# [GIVEN INSTRUCTION]
What follows is a block of records; restate each one word for word.

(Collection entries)
⟨

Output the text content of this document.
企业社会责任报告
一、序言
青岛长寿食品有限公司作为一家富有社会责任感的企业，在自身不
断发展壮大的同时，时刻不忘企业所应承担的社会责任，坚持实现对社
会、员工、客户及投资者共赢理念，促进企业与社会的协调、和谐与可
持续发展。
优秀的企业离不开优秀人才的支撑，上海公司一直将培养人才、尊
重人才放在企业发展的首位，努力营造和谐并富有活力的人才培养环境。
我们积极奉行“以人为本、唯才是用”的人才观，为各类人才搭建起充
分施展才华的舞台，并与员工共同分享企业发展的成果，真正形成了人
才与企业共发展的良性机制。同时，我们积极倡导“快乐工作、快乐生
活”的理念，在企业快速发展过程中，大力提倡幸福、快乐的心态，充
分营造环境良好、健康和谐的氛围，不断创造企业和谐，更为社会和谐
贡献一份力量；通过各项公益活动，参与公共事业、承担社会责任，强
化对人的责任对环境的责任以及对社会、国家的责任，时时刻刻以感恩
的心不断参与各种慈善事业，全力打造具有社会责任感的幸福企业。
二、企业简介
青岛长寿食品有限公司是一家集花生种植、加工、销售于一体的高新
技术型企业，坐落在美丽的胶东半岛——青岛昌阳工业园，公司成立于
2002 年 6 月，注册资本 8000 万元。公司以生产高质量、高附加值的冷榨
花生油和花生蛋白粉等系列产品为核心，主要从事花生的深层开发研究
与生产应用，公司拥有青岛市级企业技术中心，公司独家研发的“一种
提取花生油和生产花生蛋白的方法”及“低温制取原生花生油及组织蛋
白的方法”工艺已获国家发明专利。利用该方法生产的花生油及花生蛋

⟩

# [CORRECT ANSWER]
Output the text content of this document.
企业社会责任报告
一、序言
青岛长寿食品有限公司作为一家富有社会责任感的企业，在自身不
断发展壮大的同时，时刻不忘企业所应承担的社会责任，坚持实现对社
会、员工、客户及投资者共赢理念，促进企业与社会的协调、和谐与可
持续发展。
优秀的企业离不开优秀人才的支撑，上海公司一直将培养人才、尊
重人才放在企业发展的首位，努力营造和谐并富有活力的人才培养环境。
我们积极奉行“以人为本、唯才是用”的人才观，为各类人才搭建起充
分施展才华的舞台，并与员工共同分享企业发展的成果，真正形成了人
才与企业共发展的良性机制。同时，我们积极倡导“快乐工作、快乐生
活”的理念，在企业快速发展过程中，大力提倡幸福、快乐的心态，充
分营造环境良好、健康和谐的氛围，不断创造企业和谐，更为社会和谐
贡献一份力量；通过各项公益活动，参与公共事业、承担社会责任，强
化对人的责任对环境的责任以及对社会、国家的责任，时时刻刻以感恩
的心不断参与各种慈善事业，全力打造具有社会责任感的幸福企业。
二、企业简介
青岛长寿食品有限公司是一家集花生种植、加工、销售于一体的高新
技术型企业，坐落在美丽的胶东半岛——青岛昌阳工业园，公司成立于
2002 年 6 月，注册资本 8000 万元。公司以生产高质量、高附加值的冷榨
花生油和花生蛋白粉等系列产品为核心，主要从事花生的深层开发研究
与生产应用，公司拥有青岛市级企业技术中心，公司独家研发的“一种
提取花生油和生产花生蛋白的方法”及“低温制取原生花生油及组织蛋
白的方法”工艺已获国家发明专利。利用该方法生产的花生油及花生蛋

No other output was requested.